Your objective:
The records should be repeated word for word, pictures excluded.

_ _ _

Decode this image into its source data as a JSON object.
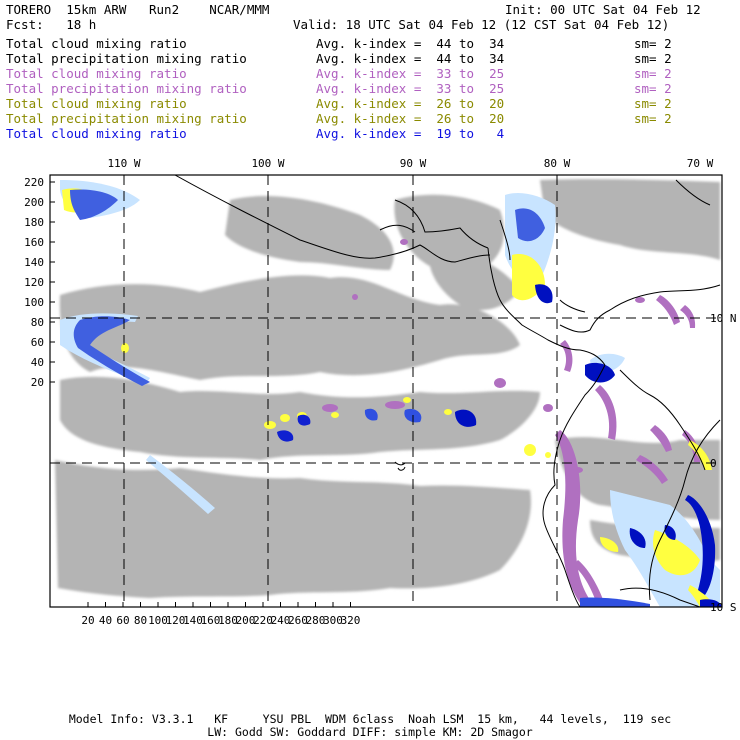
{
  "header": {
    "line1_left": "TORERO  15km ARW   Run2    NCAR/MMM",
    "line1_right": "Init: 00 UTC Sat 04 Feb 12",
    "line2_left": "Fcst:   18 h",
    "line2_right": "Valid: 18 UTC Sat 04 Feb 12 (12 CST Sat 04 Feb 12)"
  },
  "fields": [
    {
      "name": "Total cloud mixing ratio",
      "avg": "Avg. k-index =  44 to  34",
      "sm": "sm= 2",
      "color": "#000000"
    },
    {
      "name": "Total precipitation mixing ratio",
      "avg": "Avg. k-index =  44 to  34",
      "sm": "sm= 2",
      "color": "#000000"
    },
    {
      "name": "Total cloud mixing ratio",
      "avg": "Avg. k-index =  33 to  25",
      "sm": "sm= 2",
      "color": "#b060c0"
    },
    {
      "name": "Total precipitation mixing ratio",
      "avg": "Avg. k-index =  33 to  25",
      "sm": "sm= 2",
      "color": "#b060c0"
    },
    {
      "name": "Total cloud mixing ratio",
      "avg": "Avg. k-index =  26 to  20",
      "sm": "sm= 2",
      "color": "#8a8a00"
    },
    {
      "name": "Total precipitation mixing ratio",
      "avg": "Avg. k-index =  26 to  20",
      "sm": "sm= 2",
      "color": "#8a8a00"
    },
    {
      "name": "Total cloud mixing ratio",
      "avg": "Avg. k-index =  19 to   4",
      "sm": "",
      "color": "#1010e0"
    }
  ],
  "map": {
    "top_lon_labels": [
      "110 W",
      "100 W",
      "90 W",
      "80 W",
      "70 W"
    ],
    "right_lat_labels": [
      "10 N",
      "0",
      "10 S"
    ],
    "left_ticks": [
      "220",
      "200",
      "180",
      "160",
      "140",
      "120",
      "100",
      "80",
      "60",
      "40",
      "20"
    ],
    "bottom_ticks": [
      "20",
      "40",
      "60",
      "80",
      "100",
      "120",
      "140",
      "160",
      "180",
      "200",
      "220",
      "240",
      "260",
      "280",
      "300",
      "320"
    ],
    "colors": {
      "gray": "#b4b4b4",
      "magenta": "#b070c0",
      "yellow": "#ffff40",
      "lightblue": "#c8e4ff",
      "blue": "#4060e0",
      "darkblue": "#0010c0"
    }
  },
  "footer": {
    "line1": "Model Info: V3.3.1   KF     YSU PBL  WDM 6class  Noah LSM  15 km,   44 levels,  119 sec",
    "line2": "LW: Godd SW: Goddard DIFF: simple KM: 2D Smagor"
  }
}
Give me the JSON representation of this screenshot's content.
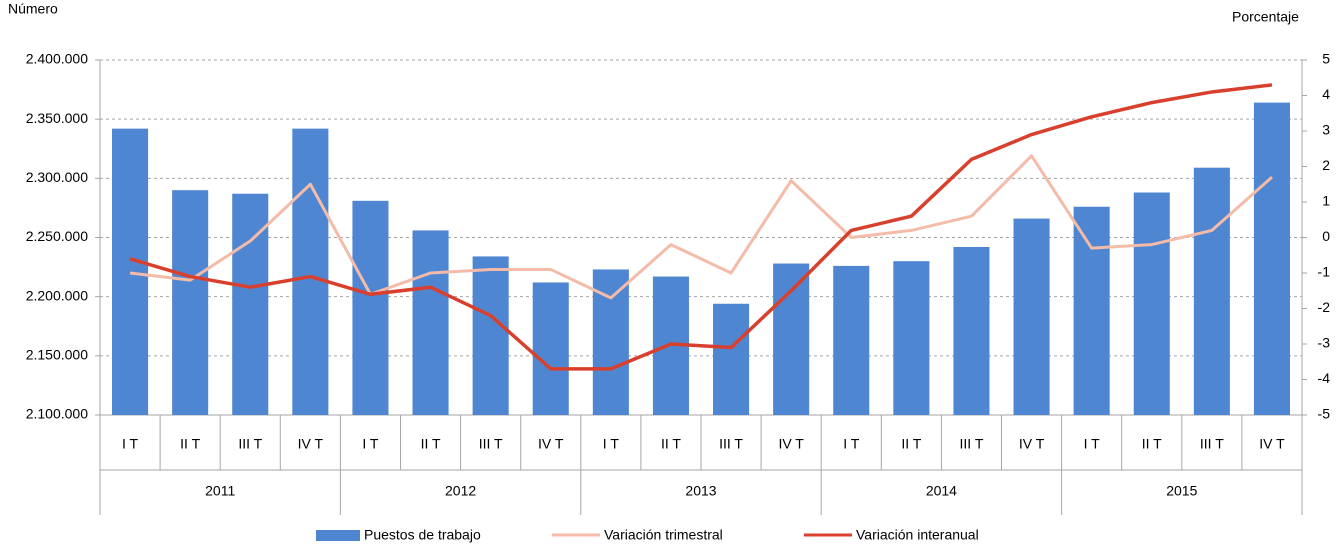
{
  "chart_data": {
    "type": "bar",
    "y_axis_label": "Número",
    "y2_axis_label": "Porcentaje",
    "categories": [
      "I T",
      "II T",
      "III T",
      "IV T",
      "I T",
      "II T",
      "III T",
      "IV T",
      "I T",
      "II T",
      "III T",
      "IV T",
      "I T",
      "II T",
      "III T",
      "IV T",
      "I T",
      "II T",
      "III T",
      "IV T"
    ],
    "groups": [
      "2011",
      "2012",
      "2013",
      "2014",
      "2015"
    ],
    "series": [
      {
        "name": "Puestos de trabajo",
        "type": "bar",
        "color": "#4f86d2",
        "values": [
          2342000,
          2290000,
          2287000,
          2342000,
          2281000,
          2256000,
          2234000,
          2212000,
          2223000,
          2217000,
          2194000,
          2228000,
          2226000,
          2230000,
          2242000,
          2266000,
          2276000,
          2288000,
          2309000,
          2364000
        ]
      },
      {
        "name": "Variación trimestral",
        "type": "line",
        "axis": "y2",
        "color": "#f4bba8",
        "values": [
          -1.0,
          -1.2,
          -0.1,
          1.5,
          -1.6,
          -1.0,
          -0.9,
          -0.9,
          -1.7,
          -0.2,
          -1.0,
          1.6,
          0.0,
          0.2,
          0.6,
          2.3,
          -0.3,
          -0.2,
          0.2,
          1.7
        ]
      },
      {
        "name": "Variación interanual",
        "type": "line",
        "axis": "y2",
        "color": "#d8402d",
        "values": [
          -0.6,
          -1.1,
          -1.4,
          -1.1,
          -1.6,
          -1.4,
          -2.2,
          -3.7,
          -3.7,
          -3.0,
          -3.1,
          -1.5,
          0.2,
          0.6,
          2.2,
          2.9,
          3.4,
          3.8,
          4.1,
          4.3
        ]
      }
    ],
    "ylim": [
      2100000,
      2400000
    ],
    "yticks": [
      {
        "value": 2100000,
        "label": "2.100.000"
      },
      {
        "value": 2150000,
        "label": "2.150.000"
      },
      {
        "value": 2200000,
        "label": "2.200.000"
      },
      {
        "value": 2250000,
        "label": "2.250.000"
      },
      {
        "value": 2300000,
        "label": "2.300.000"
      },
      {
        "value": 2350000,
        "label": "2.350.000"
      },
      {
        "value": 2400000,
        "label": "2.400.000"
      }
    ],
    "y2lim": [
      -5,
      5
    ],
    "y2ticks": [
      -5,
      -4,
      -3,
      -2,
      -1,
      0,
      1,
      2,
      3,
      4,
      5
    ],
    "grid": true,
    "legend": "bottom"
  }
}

_ _ _

Task answer:
Decode this image into its source data as a JSON object.
{
  "header": {
    "line1_left": "TORERO  15km ARW   Run2    NCAR/MMM",
    "line1_right": "Init: 00 UTC Sat 04 Feb 12",
    "line2_left": "Fcst:   18 h",
    "line2_right": "Valid: 18 UTC Sat 04 Feb 12 (12 CST Sat 04 Feb 12)"
  },
  "fields": [
    {
      "name": "Total cloud mixing ratio",
      "avg": "Avg. k-index =  44 to  34",
      "sm": "sm= 2",
      "color": "#000000"
    },
    {
      "name": "Total precipitation mixing ratio",
      "avg": "Avg. k-index =  44 to  34",
      "sm": "sm= 2",
      "color": "#000000"
    },
    {
      "name": "Total cloud mixing ratio",
      "avg": "Avg. k-index =  33 to  25",
      "sm": "sm= 2",
      "color": "#b060c0"
    },
    {
      "name": "Total precipitation mixing ratio",
      "avg": "Avg. k-index =  33 to  25",
      "sm": "sm= 2",
      "color": "#b060c0"
    },
    {
      "name": "Total cloud mixing ratio",
      "avg": "Avg. k-index =  26 to  20",
      "sm": "sm= 2",
      "color": "#8a8a00"
    },
    {
      "name": "Total precipitation mixing ratio",
      "avg": "Avg. k-index =  26 to  20",
      "sm": "sm= 2",
      "color": "#8a8a00"
    },
    {
      "name": "Total cloud mixing ratio",
      "avg": "Avg. k-index =  19 to   4",
      "sm": "",
      "color": "#1010e0"
    }
  ],
  "map": {
    "top_lon_labels": [
      "110 W",
      "100 W",
      "90 W",
      "80 W",
      "70 W"
    ],
    "right_lat_labels": [
      "10 N",
      "0",
      "10 S"
    ],
    "left_ticks": [
      "220",
      "200",
      "180",
      "160",
      "140",
      "120",
      "100",
      "80",
      "60",
      "40",
      "20"
    ],
    "bottom_ticks": [
      "20",
      "40",
      "60",
      "80",
      "100",
      "120",
      "140",
      "160",
      "180",
      "200",
      "220",
      "240",
      "260",
      "280",
      "300",
      "320"
    ],
    "colors": {
      "gray": "#b4b4b4",
      "magenta": "#b070c0",
      "yellow": "#ffff40",
      "lightblue": "#c8e4ff",
      "blue": "#4060e0",
      "darkblue": "#0010c0"
    }
  },
  "footer": {
    "line1": "Model Info: V3.3.1   KF     YSU PBL  WDM 6class  Noah LSM  15 km,   44 levels,  119 sec",
    "line2": "LW: Godd SW: Goddard DIFF: simple KM: 2D Smagor"
  }
}
Give me the JSON representation of this screenshot's content.
{
  "chart_data": {
    "type": "bar",
    "y_axis_label": "Número",
    "y2_axis_label": "Porcentaje",
    "categories": [
      "I T",
      "II T",
      "III T",
      "IV T",
      "I T",
      "II T",
      "III T",
      "IV T",
      "I T",
      "II T",
      "III T",
      "IV T",
      "I T",
      "II T",
      "III T",
      "IV T",
      "I T",
      "II T",
      "III T",
      "IV T"
    ],
    "groups": [
      "2011",
      "2012",
      "2013",
      "2014",
      "2015"
    ],
    "series": [
      {
        "name": "Puestos de trabajo",
        "type": "bar",
        "color": "#4f86d2",
        "values": [
          2342000,
          2290000,
          2287000,
          2342000,
          2281000,
          2256000,
          2234000,
          2212000,
          2223000,
          2217000,
          2194000,
          2228000,
          2226000,
          2230000,
          2242000,
          2266000,
          2276000,
          2288000,
          2309000,
          2364000
        ]
      },
      {
        "name": "Variación trimestral",
        "type": "line",
        "axis": "y2",
        "color": "#f4bba8",
        "values": [
          -1.0,
          -1.2,
          -0.1,
          1.5,
          -1.6,
          -1.0,
          -0.9,
          -0.9,
          -1.7,
          -0.2,
          -1.0,
          1.6,
          0.0,
          0.2,
          0.6,
          2.3,
          -0.3,
          -0.2,
          0.2,
          1.7
        ]
      },
      {
        "name": "Variación interanual",
        "type": "line",
        "axis": "y2",
        "color": "#d8402d",
        "values": [
          -0.6,
          -1.1,
          -1.4,
          -1.1,
          -1.6,
          -1.4,
          -2.2,
          -3.7,
          -3.7,
          -3.0,
          -3.1,
          -1.5,
          0.2,
          0.6,
          2.2,
          2.9,
          3.4,
          3.8,
          4.1,
          4.3
        ]
      }
    ],
    "ylim": [
      2100000,
      2400000
    ],
    "yticks": [
      {
        "value": 2100000,
        "label": "2.100.000"
      },
      {
        "value": 2150000,
        "label": "2.150.000"
      },
      {
        "value": 2200000,
        "label": "2.200.000"
      },
      {
        "value": 2250000,
        "label": "2.250.000"
      },
      {
        "value": 2300000,
        "label": "2.300.000"
      },
      {
        "value": 2350000,
        "label": "2.350.000"
      },
      {
        "value": 2400000,
        "label": "2.400.000"
      }
    ],
    "y2lim": [
      -5,
      5
    ],
    "y2ticks": [
      -5,
      -4,
      -3,
      -2,
      -1,
      0,
      1,
      2,
      3,
      4,
      5
    ],
    "grid": true,
    "legend": "bottom"
  }
}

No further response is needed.